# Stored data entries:
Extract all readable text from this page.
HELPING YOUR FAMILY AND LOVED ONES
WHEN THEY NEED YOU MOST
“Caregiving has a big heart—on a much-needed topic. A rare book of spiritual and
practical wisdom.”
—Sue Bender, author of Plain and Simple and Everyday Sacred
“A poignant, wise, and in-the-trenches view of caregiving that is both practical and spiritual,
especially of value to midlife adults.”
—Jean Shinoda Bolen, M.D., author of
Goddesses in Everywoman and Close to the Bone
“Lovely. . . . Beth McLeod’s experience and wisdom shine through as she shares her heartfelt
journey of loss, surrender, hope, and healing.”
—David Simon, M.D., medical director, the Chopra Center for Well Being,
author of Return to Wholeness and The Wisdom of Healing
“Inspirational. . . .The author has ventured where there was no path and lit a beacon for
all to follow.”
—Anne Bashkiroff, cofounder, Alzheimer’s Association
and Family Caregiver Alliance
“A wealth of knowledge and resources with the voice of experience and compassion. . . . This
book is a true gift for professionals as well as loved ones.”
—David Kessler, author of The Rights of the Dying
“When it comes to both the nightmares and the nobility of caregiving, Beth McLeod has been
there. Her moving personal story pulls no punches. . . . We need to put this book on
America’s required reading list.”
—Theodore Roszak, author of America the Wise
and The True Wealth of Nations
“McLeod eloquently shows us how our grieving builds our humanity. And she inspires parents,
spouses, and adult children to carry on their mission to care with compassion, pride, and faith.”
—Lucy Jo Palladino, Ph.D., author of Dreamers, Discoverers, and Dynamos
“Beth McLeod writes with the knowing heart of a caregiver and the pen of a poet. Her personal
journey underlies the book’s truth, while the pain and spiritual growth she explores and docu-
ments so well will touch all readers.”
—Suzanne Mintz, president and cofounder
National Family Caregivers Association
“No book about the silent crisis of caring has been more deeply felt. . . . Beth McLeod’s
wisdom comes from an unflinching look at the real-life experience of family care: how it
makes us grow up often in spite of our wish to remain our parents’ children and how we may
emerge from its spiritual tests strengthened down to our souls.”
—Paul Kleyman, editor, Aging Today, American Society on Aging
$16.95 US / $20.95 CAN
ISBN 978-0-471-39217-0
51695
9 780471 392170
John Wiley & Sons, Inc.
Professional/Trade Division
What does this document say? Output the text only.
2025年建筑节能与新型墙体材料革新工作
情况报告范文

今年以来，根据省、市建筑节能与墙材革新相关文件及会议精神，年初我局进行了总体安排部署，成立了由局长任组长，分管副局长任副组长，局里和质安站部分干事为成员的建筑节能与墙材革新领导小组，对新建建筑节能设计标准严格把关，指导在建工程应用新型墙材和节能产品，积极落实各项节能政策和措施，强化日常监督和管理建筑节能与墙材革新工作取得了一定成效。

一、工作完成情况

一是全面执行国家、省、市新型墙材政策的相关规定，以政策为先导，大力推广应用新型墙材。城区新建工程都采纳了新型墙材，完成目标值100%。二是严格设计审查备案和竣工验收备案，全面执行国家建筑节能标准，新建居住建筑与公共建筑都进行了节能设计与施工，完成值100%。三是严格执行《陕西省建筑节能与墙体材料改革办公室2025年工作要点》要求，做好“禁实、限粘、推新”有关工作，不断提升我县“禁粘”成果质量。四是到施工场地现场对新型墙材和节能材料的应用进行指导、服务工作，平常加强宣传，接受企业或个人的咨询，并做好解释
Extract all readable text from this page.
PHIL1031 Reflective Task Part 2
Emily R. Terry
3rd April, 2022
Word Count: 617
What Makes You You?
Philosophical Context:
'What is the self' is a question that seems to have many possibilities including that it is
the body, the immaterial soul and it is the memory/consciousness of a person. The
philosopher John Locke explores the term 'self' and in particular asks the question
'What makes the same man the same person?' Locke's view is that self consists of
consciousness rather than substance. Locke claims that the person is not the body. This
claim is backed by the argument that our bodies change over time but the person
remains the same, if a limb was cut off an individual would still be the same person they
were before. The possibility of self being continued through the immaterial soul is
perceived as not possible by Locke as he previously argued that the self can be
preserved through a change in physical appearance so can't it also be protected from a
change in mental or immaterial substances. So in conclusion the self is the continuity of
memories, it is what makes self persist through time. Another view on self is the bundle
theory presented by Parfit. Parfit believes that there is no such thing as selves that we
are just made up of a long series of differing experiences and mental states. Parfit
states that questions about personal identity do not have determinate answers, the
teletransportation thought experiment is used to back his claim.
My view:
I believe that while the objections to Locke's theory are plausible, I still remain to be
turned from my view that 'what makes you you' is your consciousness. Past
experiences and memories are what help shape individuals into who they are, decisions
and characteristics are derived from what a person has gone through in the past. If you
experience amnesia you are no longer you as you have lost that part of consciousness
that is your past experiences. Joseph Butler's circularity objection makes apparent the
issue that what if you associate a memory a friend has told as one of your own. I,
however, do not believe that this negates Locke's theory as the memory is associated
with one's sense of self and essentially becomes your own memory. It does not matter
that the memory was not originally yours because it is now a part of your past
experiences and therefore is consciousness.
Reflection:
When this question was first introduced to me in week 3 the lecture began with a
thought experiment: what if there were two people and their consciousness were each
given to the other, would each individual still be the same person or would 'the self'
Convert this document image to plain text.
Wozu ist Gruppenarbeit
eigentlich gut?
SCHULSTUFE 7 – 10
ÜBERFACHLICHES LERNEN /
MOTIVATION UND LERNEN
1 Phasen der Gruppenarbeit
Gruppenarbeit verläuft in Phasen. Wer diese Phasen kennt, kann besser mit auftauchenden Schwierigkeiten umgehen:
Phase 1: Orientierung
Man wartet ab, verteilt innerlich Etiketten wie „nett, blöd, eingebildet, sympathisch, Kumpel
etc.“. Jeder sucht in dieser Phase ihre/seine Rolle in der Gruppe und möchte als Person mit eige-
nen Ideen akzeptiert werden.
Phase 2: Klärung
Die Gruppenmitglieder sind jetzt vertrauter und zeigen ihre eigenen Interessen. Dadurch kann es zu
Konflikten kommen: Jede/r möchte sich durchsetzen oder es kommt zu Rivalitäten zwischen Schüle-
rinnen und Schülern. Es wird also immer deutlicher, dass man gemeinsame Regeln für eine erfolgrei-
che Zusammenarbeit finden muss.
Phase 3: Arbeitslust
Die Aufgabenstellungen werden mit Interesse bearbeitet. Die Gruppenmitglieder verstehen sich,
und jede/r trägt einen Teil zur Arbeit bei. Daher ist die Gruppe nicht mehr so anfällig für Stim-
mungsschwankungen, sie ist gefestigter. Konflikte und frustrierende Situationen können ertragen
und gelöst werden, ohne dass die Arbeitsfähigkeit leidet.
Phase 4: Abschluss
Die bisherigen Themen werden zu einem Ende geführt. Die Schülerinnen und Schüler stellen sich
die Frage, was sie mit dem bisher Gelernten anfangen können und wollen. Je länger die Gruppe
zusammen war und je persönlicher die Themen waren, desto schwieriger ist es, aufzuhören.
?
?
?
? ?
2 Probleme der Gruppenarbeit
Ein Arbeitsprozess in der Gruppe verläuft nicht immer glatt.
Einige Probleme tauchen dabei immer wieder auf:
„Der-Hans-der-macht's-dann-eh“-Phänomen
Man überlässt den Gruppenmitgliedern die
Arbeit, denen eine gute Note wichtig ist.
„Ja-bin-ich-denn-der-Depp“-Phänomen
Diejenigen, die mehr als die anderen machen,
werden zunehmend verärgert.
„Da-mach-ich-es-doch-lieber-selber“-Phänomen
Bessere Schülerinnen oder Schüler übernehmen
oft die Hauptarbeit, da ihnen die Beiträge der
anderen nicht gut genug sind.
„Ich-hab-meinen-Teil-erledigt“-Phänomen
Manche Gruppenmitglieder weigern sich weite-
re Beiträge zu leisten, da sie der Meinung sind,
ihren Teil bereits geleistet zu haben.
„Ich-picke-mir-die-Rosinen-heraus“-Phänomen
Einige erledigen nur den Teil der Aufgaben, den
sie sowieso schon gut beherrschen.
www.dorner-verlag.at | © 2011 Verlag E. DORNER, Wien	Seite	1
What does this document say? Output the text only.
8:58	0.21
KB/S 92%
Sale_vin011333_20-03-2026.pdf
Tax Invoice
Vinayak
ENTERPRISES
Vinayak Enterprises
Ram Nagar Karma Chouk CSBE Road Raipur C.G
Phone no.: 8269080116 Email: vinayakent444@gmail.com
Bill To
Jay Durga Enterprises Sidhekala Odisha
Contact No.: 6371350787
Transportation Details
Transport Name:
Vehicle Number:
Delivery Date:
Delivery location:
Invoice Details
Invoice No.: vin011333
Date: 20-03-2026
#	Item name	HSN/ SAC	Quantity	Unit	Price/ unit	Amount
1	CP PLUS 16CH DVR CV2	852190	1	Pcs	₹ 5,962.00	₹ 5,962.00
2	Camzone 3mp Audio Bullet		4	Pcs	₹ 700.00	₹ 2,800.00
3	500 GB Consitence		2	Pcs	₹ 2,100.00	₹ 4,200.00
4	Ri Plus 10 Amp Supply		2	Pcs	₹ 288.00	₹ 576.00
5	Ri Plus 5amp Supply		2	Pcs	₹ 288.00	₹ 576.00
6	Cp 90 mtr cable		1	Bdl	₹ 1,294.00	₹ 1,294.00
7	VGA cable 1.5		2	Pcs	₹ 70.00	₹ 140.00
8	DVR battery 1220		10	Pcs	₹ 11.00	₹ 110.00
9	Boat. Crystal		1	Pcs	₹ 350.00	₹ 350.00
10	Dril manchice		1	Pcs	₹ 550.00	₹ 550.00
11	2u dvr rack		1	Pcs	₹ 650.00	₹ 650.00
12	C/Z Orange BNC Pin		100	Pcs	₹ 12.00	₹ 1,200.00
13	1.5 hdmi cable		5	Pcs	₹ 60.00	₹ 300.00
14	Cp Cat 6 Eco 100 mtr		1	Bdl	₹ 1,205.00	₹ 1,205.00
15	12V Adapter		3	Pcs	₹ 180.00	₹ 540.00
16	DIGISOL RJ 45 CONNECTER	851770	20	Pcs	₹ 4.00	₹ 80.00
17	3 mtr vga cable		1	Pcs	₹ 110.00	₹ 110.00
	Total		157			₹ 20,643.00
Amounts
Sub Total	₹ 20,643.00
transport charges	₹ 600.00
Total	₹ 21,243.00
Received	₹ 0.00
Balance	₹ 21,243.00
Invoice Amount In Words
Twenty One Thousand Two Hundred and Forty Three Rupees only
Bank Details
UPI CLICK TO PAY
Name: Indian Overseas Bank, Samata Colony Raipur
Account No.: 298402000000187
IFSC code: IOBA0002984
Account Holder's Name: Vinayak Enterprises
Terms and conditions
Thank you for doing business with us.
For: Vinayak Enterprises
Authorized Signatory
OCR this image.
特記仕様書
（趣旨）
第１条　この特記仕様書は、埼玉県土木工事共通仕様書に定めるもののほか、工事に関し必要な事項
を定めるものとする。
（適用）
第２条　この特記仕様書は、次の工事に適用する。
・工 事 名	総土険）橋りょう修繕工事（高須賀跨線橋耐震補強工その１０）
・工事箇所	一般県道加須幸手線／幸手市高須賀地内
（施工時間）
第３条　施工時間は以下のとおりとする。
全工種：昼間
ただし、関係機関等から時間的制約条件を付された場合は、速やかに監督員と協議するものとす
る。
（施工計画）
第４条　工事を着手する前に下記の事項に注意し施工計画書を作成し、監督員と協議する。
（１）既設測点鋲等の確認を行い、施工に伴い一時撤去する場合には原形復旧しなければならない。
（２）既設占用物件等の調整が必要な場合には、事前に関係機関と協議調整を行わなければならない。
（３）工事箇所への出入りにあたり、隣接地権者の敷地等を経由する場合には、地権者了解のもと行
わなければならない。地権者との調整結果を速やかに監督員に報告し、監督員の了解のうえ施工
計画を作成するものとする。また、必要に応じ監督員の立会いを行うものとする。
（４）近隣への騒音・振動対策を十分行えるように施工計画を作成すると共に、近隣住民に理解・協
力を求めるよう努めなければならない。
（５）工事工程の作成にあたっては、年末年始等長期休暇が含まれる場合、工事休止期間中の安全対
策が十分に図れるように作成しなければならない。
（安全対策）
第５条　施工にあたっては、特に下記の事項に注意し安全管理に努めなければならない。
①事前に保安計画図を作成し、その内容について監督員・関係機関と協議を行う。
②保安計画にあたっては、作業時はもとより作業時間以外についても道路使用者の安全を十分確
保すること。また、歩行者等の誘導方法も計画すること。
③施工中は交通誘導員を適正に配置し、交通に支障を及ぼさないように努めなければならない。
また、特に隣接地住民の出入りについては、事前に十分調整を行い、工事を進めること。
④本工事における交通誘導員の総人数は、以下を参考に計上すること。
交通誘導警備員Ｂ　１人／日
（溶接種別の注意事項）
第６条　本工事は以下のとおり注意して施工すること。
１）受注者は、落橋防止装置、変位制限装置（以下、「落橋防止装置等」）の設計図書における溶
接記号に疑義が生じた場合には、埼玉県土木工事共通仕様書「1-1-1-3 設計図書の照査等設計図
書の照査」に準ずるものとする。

# WHAT THE EXERCISE ASKS:
Return the line that contains "OCR this image." along with every line after it through the end of the entries, exactly, adding nothing.

# TASK RESPONSE:
OCR this image.
特記仕様書
（趣旨）
第１条　この特記仕様書は、埼玉県土木工事共通仕様書に定めるもののほか、工事に関し必要な事項
を定めるものとする。
（適用）
第２条　この特記仕様書は、次の工事に適用する。
・工 事 名	総土険）橋りょう修繕工事（高須賀跨線橋耐震補強工その１０）
・工事箇所	一般県道加須幸手線／幸手市高須賀地内
（施工時間）
第３条　施工時間は以下のとおりとする。
全工種：昼間
ただし、関係機関等から時間的制約条件を付された場合は、速やかに監督員と協議するものとす
る。
（施工計画）
第４条　工事を着手する前に下記の事項に注意し施工計画書を作成し、監督員と協議する。
（１）既設測点鋲等の確認を行い、施工に伴い一時撤去する場合には原形復旧しなければならない。
（２）既設占用物件等の調整が必要な場合には、事前に関係機関と協議調整を行わなければならない。
（３）工事箇所への出入りにあたり、隣接地権者の敷地等を経由する場合には、地権者了解のもと行
わなければならない。地権者との調整結果を速やかに監督員に報告し、監督員の了解のうえ施工
計画を作成するものとする。また、必要に応じ監督員の立会いを行うものとする。
（４）近隣への騒音・振動対策を十分行えるように施工計画を作成すると共に、近隣住民に理解・協
力を求めるよう努めなければならない。
（５）工事工程の作成にあたっては、年末年始等長期休暇が含まれる場合、工事休止期間中の安全対
策が十分に図れるように作成しなければならない。
（安全対策）
第５条　施工にあたっては、特に下記の事項に注意し安全管理に努めなければならない。
①事前に保安計画図を作成し、その内容について監督員・関係機関と協議を行う。
②保安計画にあたっては、作業時はもとより作業時間以外についても道路使用者の安全を十分確
保すること。また、歩行者等の誘導方法も計画すること。
③施工中は交通誘導員を適正に配置し、交通に支障を及ぼさないように努めなければならない。
また、特に隣接地住民の出入りについては、事前に十分調整を行い、工事を進めること。
④本工事における交通誘導員の総人数は、以下を参考に計上すること。
交通誘導警備員Ｂ　１人／日
（溶接種別の注意事項）
第６条　本工事は以下のとおり注意して施工すること。
１）受注者は、落橋防止装置、変位制限装置（以下、「落橋防止装置等」）の設計図書における溶
接記号に疑義が生じた場合には、埼玉県土木工事共通仕様書「1-1-1-3 設計図書の照査等設計図
書の照査」に準ずるものとする。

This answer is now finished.